Dataset listings of figures:

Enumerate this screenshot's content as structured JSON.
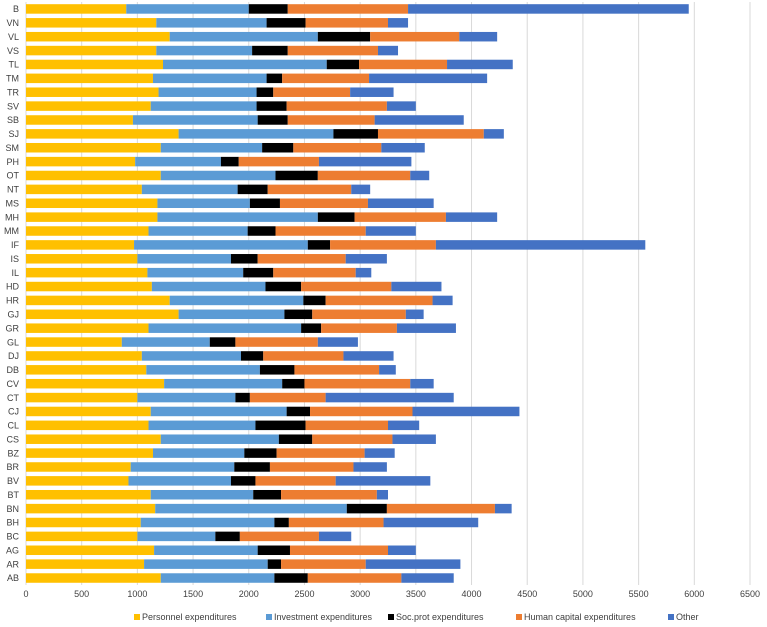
{
  "chart_data": {
    "type": "bar",
    "orientation": "horizontal",
    "stacked": true,
    "title": "",
    "xlabel": "",
    "ylabel": "",
    "xlim": [
      0,
      6500
    ],
    "xticks": [
      0,
      500,
      1000,
      1500,
      2000,
      2500,
      3000,
      3500,
      4000,
      4500,
      5000,
      5500,
      6000,
      6500
    ],
    "grid": true,
    "legend_position": "bottom",
    "categories": [
      "B",
      "VN",
      "VL",
      "VS",
      "TL",
      "TM",
      "TR",
      "SV",
      "SB",
      "SJ",
      "SM",
      "PH",
      "OT",
      "NT",
      "MS",
      "MH",
      "MM",
      "IF",
      "IS",
      "IL",
      "HD",
      "HR",
      "GJ",
      "GR",
      "GL",
      "DJ",
      "DB",
      "CV",
      "CT",
      "CJ",
      "CL",
      "CS",
      "BZ",
      "BR",
      "BV",
      "BT",
      "BN",
      "BH",
      "BC",
      "AG",
      "AR",
      "AB"
    ],
    "series": [
      {
        "name": "Personnel expenditures",
        "color": "#FFC000",
        "values": [
          900,
          1170,
          1290,
          1170,
          1230,
          1140,
          1190,
          1120,
          960,
          1370,
          1210,
          980,
          1210,
          1040,
          1180,
          1180,
          1100,
          970,
          1000,
          1090,
          1130,
          1290,
          1370,
          1100,
          860,
          1040,
          1080,
          1240,
          1000,
          1120,
          1100,
          1210,
          1140,
          940,
          920,
          1120,
          1160,
          1030,
          1000,
          1150,
          1060,
          1210
        ]
      },
      {
        "name": "Investment expenditures",
        "color": "#5B9BD5",
        "values": [
          1100,
          990,
          1330,
          860,
          1470,
          1020,
          880,
          950,
          1120,
          1390,
          910,
          770,
          1030,
          860,
          830,
          1440,
          890,
          1560,
          840,
          860,
          1020,
          1200,
          950,
          1370,
          790,
          890,
          1020,
          1060,
          880,
          1220,
          960,
          1060,
          820,
          930,
          920,
          920,
          1720,
          1200,
          700,
          930,
          1110,
          1020
        ]
      },
      {
        "name": "Soc.prot expenditures",
        "color": "#000000",
        "values": [
          350,
          350,
          470,
          320,
          290,
          140,
          150,
          270,
          270,
          400,
          280,
          160,
          380,
          270,
          270,
          330,
          250,
          200,
          240,
          270,
          320,
          200,
          250,
          180,
          230,
          200,
          310,
          200,
          130,
          210,
          450,
          300,
          290,
          320,
          220,
          250,
          360,
          130,
          220,
          290,
          120,
          300
        ]
      },
      {
        "name": "Human capital expenditures",
        "color": "#ED7D31",
        "values": [
          1080,
          740,
          800,
          810,
          790,
          780,
          690,
          900,
          780,
          950,
          790,
          720,
          830,
          750,
          790,
          820,
          810,
          950,
          790,
          740,
          810,
          960,
          840,
          680,
          740,
          720,
          760,
          950,
          680,
          920,
          740,
          720,
          790,
          750,
          720,
          860,
          970,
          850,
          710,
          880,
          760,
          840
        ]
      },
      {
        "name": "Other",
        "color": "#4472C4",
        "values": [
          2520,
          180,
          340,
          180,
          590,
          1060,
          390,
          260,
          800,
          180,
          390,
          830,
          170,
          170,
          590,
          460,
          450,
          1880,
          370,
          140,
          450,
          180,
          160,
          530,
          360,
          450,
          150,
          210,
          1150,
          960,
          280,
          390,
          270,
          300,
          850,
          100,
          150,
          850,
          290,
          250,
          850,
          470
        ]
      }
    ]
  }
}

## Task objective
In your copy, repeat each record exactly and include no pictures.

## Complete response
Enumerate this screenshot's content as structured JSON.
{
  "chart_data": {
    "type": "bar",
    "orientation": "horizontal",
    "stacked": true,
    "title": "",
    "xlabel": "",
    "ylabel": "",
    "xlim": [
      0,
      6500
    ],
    "xticks": [
      0,
      500,
      1000,
      1500,
      2000,
      2500,
      3000,
      3500,
      4000,
      4500,
      5000,
      5500,
      6000,
      6500
    ],
    "grid": true,
    "legend_position": "bottom",
    "categories": [
      "B",
      "VN",
      "VL",
      "VS",
      "TL",
      "TM",
      "TR",
      "SV",
      "SB",
      "SJ",
      "SM",
      "PH",
      "OT",
      "NT",
      "MS",
      "MH",
      "MM",
      "IF",
      "IS",
      "IL",
      "HD",
      "HR",
      "GJ",
      "GR",
      "GL",
      "DJ",
      "DB",
      "CV",
      "CT",
      "CJ",
      "CL",
      "CS",
      "BZ",
      "BR",
      "BV",
      "BT",
      "BN",
      "BH",
      "BC",
      "AG",
      "AR",
      "AB"
    ],
    "series": [
      {
        "name": "Personnel expenditures",
        "color": "#FFC000",
        "values": [
          900,
          1170,
          1290,
          1170,
          1230,
          1140,
          1190,
          1120,
          960,
          1370,
          1210,
          980,
          1210,
          1040,
          1180,
          1180,
          1100,
          970,
          1000,
          1090,
          1130,
          1290,
          1370,
          1100,
          860,
          1040,
          1080,
          1240,
          1000,
          1120,
          1100,
          1210,
          1140,
          940,
          920,
          1120,
          1160,
          1030,
          1000,
          1150,
          1060,
          1210
        ]
      },
      {
        "name": "Investment expenditures",
        "color": "#5B9BD5",
        "values": [
          1100,
          990,
          1330,
          860,
          1470,
          1020,
          880,
          950,
          1120,
          1390,
          910,
          770,
          1030,
          860,
          830,
          1440,
          890,
          1560,
          840,
          860,
          1020,
          1200,
          950,
          1370,
          790,
          890,
          1020,
          1060,
          880,
          1220,
          960,
          1060,
          820,
          930,
          920,
          920,
          1720,
          1200,
          700,
          930,
          1110,
          1020
        ]
      },
      {
        "name": "Soc.prot expenditures",
        "color": "#000000",
        "values": [
          350,
          350,
          470,
          320,
          290,
          140,
          150,
          270,
          270,
          400,
          280,
          160,
          380,
          270,
          270,
          330,
          250,
          200,
          240,
          270,
          320,
          200,
          250,
          180,
          230,
          200,
          310,
          200,
          130,
          210,
          450,
          300,
          290,
          320,
          220,
          250,
          360,
          130,
          220,
          290,
          120,
          300
        ]
      },
      {
        "name": "Human capital expenditures",
        "color": "#ED7D31",
        "values": [
          1080,
          740,
          800,
          810,
          790,
          780,
          690,
          900,
          780,
          950,
          790,
          720,
          830,
          750,
          790,
          820,
          810,
          950,
          790,
          740,
          810,
          960,
          840,
          680,
          740,
          720,
          760,
          950,
          680,
          920,
          740,
          720,
          790,
          750,
          720,
          860,
          970,
          850,
          710,
          880,
          760,
          840
        ]
      },
      {
        "name": "Other",
        "color": "#4472C4",
        "values": [
          2520,
          180,
          340,
          180,
          590,
          1060,
          390,
          260,
          800,
          180,
          390,
          830,
          170,
          170,
          590,
          460,
          450,
          1880,
          370,
          140,
          450,
          180,
          160,
          530,
          360,
          450,
          150,
          210,
          1150,
          960,
          280,
          390,
          270,
          300,
          850,
          100,
          150,
          850,
          290,
          250,
          850,
          470
        ]
      }
    ]
  }
}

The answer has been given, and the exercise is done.